◆ DIRECTIONS FOR THIS TASK: Without further comment, state how many lines in the listing below contain the word "Question".

◆ WORKING DATA:
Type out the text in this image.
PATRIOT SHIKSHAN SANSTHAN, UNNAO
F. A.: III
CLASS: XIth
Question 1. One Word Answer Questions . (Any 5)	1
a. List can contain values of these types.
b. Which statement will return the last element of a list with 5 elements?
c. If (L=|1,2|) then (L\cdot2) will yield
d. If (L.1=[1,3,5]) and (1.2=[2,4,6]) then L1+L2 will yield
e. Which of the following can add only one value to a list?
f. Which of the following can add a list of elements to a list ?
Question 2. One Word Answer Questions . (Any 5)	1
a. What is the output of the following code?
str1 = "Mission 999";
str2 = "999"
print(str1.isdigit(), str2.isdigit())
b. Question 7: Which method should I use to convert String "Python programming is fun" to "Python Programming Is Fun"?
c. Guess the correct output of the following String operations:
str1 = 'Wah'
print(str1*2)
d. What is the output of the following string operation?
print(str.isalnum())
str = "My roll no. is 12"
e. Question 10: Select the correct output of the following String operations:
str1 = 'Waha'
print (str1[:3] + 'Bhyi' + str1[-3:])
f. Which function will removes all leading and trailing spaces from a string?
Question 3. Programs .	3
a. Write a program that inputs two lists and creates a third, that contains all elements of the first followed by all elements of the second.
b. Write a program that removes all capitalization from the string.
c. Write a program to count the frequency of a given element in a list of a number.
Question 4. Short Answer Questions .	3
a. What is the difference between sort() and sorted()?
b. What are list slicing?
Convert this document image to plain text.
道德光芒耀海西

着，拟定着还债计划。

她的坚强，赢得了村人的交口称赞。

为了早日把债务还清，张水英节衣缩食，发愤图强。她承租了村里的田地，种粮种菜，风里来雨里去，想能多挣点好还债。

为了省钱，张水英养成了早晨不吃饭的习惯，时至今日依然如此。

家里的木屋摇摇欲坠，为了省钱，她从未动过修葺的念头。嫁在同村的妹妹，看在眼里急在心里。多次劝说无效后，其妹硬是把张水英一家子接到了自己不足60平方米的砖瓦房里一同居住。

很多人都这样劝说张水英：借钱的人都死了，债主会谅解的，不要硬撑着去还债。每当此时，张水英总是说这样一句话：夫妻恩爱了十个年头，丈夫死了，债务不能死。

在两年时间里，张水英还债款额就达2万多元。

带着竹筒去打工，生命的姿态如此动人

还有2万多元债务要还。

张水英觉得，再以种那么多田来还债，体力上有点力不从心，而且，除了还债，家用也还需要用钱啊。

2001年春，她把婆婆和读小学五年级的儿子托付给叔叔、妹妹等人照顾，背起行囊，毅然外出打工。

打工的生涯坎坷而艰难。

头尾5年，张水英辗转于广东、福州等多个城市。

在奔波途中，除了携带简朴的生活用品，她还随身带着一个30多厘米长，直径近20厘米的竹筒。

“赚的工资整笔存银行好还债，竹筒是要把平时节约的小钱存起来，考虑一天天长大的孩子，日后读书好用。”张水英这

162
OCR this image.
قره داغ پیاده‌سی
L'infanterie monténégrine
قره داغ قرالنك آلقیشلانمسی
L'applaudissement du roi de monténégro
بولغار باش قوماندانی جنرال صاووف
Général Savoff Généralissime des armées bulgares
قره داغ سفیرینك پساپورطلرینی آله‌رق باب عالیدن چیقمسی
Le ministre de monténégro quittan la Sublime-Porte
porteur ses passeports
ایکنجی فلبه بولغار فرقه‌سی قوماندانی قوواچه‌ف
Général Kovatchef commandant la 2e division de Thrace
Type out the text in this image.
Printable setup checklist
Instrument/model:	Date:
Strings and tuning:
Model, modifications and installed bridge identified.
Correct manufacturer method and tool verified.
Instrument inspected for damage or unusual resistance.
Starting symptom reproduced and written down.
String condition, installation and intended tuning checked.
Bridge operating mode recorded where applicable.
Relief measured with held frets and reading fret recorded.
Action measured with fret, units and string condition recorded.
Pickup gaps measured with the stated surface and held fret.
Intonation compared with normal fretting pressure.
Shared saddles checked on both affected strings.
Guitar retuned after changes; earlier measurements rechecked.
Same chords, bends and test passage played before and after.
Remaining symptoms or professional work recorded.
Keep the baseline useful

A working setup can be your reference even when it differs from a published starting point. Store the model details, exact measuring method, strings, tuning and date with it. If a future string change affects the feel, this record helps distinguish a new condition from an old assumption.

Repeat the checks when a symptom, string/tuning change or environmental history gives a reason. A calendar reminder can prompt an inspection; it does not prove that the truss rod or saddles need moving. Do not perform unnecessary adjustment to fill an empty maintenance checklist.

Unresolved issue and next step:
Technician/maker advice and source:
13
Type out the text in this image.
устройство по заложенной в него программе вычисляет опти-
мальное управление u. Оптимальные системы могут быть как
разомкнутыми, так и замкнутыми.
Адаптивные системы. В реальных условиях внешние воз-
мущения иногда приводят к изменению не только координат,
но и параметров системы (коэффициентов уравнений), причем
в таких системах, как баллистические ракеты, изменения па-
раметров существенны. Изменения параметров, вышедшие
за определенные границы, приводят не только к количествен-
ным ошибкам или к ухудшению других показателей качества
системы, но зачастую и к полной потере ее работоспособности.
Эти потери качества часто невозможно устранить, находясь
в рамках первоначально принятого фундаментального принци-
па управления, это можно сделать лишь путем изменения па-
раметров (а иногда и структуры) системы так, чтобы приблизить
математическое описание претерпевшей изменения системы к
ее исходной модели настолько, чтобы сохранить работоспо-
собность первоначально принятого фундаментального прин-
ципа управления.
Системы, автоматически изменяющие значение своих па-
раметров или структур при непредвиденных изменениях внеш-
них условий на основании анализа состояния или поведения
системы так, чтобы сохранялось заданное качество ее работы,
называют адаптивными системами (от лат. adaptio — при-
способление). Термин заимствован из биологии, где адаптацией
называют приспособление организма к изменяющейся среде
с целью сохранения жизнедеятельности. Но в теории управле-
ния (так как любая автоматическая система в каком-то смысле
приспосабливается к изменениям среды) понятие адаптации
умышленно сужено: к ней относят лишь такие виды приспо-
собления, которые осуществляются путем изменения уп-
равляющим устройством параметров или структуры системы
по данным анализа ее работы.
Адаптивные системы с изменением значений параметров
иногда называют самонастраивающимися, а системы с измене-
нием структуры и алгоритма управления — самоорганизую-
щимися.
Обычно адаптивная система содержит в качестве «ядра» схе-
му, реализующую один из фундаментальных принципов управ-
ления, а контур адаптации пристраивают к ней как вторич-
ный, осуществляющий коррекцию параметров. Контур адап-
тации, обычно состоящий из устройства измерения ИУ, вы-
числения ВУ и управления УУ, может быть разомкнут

◆ EXERCISE SOLUTION: 6